-------- Extracted records --------

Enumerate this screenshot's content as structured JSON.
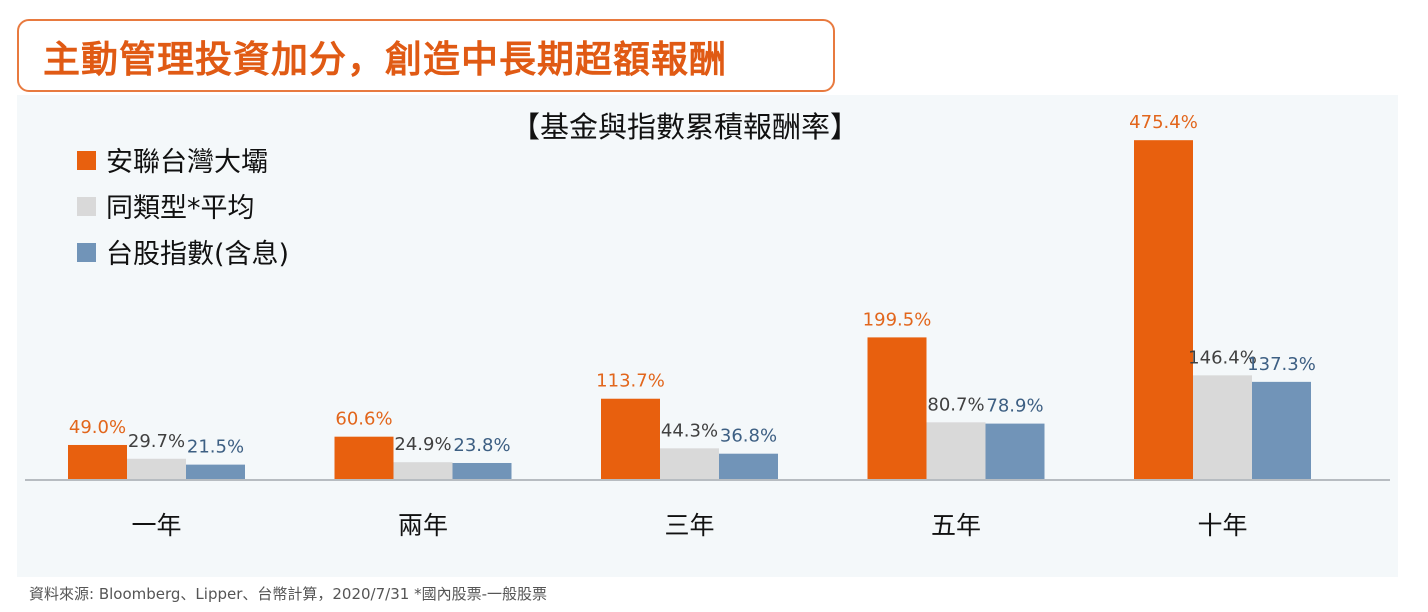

--------
-------- Extracted records --------

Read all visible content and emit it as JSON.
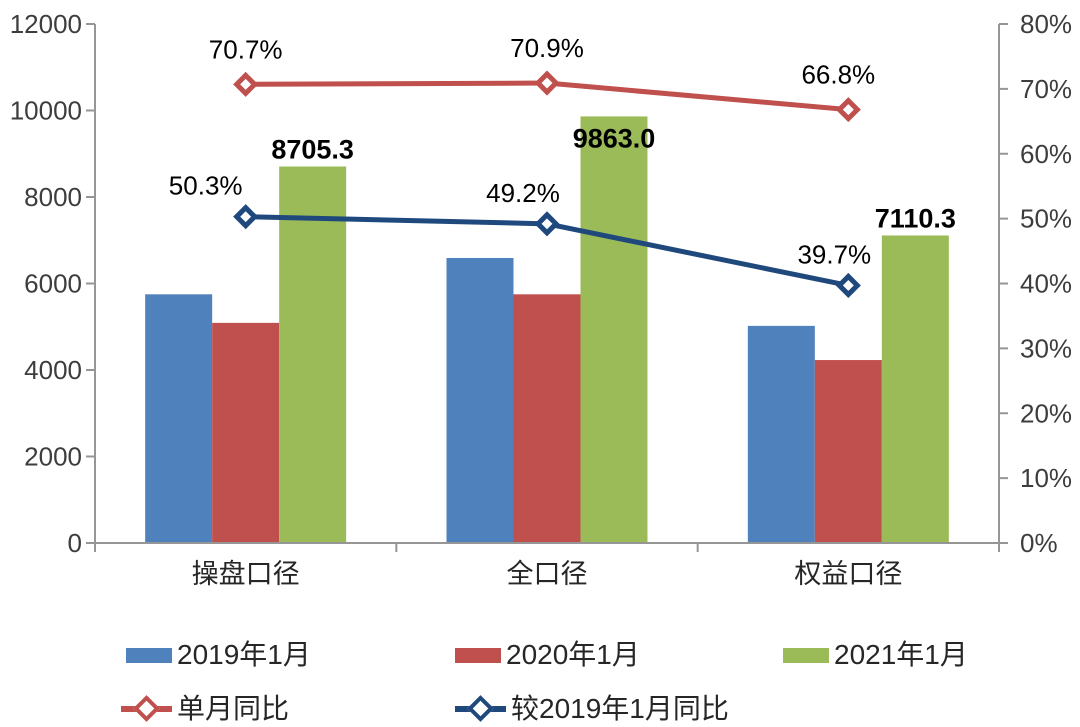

--------
-------- Extracted records --------

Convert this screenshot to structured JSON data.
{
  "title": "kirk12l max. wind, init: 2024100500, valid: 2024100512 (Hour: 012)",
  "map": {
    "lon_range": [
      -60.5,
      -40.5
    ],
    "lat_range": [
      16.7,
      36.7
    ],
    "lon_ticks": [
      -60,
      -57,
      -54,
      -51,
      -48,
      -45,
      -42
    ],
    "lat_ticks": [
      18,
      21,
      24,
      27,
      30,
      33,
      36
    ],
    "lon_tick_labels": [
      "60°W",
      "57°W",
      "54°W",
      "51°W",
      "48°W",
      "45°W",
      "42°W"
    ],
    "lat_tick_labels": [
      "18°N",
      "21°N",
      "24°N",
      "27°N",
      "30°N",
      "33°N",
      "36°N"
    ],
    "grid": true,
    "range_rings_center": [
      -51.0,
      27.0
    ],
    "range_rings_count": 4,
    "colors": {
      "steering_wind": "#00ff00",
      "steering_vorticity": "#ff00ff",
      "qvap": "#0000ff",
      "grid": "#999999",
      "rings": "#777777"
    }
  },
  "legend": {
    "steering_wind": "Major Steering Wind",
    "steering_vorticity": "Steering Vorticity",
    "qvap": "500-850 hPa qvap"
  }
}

--------

Given request:
Find the word "content" in the material, then list each line that holds it.

Result of this task:
Enumerate this screenshot's content as structured JSON.
Read all visible content and emit it as JSON.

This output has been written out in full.